--- start of DATA SUPPLIED ---
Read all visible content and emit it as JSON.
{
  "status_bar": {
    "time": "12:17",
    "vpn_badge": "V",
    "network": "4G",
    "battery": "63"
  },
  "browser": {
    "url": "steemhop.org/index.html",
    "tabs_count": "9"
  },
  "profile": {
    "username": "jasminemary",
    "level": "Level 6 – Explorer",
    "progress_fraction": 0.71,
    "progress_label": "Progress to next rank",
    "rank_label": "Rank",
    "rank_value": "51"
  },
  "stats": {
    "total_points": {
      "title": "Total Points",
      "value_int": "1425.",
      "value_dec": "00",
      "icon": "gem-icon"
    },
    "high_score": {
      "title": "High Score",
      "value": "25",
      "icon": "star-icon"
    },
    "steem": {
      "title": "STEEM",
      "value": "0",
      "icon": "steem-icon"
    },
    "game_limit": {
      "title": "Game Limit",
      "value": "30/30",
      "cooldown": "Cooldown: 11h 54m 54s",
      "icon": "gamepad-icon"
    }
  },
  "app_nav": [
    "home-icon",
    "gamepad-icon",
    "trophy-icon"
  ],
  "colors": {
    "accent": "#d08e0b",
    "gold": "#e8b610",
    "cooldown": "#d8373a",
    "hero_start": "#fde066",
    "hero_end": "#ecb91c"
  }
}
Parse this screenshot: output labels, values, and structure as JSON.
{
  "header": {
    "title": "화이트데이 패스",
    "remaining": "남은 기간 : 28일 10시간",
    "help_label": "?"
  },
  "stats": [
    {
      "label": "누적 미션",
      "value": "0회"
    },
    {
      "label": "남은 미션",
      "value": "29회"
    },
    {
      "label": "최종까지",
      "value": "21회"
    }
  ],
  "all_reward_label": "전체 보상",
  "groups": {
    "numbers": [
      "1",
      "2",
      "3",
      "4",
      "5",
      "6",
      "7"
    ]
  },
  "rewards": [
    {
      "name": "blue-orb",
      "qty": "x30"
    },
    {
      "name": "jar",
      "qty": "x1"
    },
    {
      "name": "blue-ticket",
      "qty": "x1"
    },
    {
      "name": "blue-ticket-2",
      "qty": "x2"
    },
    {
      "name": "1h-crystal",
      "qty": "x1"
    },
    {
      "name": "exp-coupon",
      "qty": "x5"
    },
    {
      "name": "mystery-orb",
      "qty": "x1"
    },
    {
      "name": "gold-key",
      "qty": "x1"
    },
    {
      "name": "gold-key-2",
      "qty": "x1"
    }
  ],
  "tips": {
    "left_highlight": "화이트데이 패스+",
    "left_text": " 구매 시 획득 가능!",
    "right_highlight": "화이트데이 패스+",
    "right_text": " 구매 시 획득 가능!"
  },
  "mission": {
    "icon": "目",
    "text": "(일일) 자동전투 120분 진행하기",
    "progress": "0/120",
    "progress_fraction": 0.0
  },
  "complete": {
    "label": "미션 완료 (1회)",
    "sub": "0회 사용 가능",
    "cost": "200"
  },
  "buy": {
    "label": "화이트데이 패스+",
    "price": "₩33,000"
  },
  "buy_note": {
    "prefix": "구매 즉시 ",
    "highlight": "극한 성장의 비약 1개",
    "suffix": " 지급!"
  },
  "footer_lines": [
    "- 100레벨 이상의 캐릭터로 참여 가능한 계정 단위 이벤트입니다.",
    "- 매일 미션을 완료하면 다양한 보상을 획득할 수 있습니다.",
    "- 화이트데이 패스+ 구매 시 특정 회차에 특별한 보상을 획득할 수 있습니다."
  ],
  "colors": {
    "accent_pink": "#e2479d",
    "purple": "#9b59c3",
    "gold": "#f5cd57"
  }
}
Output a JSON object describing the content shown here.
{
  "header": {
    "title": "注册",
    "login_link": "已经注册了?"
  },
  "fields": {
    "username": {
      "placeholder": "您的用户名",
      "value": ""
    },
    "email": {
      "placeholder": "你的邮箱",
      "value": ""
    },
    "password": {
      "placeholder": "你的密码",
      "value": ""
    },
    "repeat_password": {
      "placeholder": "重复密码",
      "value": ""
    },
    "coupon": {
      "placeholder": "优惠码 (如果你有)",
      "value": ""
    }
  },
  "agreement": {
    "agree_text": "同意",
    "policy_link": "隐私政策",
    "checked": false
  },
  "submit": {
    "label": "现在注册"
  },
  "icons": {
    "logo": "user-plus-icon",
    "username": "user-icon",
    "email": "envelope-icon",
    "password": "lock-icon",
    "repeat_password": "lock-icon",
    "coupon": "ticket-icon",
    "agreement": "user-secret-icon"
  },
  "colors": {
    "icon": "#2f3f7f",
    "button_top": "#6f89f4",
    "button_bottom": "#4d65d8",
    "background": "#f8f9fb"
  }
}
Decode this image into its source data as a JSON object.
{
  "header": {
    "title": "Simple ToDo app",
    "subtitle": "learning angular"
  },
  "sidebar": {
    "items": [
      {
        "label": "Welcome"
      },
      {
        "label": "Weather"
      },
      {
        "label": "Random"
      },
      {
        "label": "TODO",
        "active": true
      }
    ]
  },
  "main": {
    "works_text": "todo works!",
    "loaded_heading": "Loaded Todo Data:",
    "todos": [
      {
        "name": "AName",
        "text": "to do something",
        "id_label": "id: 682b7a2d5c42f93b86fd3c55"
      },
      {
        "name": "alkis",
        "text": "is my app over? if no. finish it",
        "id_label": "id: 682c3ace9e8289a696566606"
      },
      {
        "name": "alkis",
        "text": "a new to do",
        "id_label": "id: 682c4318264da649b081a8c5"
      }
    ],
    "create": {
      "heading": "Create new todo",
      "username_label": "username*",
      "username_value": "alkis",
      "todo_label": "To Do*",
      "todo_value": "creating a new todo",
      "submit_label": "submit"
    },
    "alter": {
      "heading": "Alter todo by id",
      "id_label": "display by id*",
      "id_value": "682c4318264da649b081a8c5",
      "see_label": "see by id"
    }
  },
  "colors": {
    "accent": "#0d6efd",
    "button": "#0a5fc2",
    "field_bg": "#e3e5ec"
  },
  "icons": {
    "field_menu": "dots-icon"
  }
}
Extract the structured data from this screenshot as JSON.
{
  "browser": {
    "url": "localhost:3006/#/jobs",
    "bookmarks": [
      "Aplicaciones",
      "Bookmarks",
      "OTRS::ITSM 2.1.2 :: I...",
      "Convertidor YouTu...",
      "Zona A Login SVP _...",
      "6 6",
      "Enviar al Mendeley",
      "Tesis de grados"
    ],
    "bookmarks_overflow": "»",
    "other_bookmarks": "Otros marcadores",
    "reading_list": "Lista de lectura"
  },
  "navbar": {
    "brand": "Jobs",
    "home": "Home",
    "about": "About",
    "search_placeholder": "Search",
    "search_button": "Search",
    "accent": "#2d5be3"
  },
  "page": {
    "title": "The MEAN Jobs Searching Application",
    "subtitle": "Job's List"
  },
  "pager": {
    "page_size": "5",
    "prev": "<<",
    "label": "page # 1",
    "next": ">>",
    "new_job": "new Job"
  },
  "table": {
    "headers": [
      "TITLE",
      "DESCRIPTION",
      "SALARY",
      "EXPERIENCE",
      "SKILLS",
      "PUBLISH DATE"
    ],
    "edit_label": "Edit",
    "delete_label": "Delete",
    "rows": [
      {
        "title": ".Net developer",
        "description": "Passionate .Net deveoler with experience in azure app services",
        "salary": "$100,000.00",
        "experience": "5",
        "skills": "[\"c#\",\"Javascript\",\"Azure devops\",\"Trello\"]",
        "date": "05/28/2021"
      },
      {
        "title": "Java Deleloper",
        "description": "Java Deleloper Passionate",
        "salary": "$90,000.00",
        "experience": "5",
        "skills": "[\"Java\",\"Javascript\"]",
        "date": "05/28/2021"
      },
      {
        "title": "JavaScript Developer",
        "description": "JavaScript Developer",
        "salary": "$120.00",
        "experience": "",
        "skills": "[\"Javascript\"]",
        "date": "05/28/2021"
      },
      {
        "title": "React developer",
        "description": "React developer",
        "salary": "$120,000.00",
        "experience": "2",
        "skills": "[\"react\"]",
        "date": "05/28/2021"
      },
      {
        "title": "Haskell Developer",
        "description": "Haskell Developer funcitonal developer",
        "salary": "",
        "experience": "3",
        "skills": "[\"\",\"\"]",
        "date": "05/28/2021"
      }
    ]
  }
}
--- end of DATA SUPPLIED ---
§ TASK GOAL: Beginning at the line where "Extract the structured" appears, extract each line through the end of the data above; keep them exact and include nothing else.

§ FINISHED ANSWER:
Extract the structured data from this screenshot as JSON.
{
  "browser": {
    "url": "localhost:3006/#/jobs",
    "bookmarks": [
      "Aplicaciones",
      "Bookmarks",
      "OTRS::ITSM 2.1.2 :: I...",
      "Convertidor YouTu...",
      "Zona A Login SVP _...",
      "6 6",
      "Enviar al Mendeley",
      "Tesis de grados"
    ],
    "bookmarks_overflow": "»",
    "other_bookmarks": "Otros marcadores",
    "reading_list": "Lista de lectura"
  },
  "navbar": {
    "brand": "Jobs",
    "home": "Home",
    "about": "About",
    "search_placeholder": "Search",
    "search_button": "Search",
    "accent": "#2d5be3"
  },
  "page": {
    "title": "The MEAN Jobs Searching Application",
    "subtitle": "Job's List"
  },
  "pager": {
    "page_size": "5",
    "prev": "<<",
    "label": "page # 1",
    "next": ">>",
    "new_job": "new Job"
  },
  "table": {
    "headers": [
      "TITLE",
      "DESCRIPTION",
      "SALARY",
      "EXPERIENCE",
      "SKILLS",
      "PUBLISH DATE"
    ],
    "edit_label": "Edit",
    "delete_label": "Delete",
    "rows": [
      {
        "title": ".Net developer",
        "description": "Passionate .Net deveoler with experience in azure app services",
        "salary": "$100,000.00",
        "experience": "5",
        "skills": "[\"c#\",\"Javascript\",\"Azure devops\",\"Trello\"]",
        "date": "05/28/2021"
      },
      {
        "title": "Java Deleloper",
        "description": "Java Deleloper Passionate",
        "salary": "$90,000.00",
        "experience": "5",
        "skills": "[\"Java\",\"Javascript\"]",
        "date": "05/28/2021"
      },
      {
        "title": "JavaScript Developer",
        "description": "JavaScript Developer",
        "salary": "$120.00",
        "experience": "",
        "skills": "[\"Javascript\"]",
        "date": "05/28/2021"
      },
      {
        "title": "React developer",
        "description": "React developer",
        "salary": "$120,000.00",
        "experience": "2",
        "skills": "[\"react\"]",
        "date": "05/28/2021"
      },
      {
        "title": "Haskell Developer",
        "description": "Haskell Developer funcitonal developer",
        "salary": "",
        "experience": "3",
        "skills": "[\"\",\"\"]",
        "date": "05/28/2021"
      }
    ]
  }
}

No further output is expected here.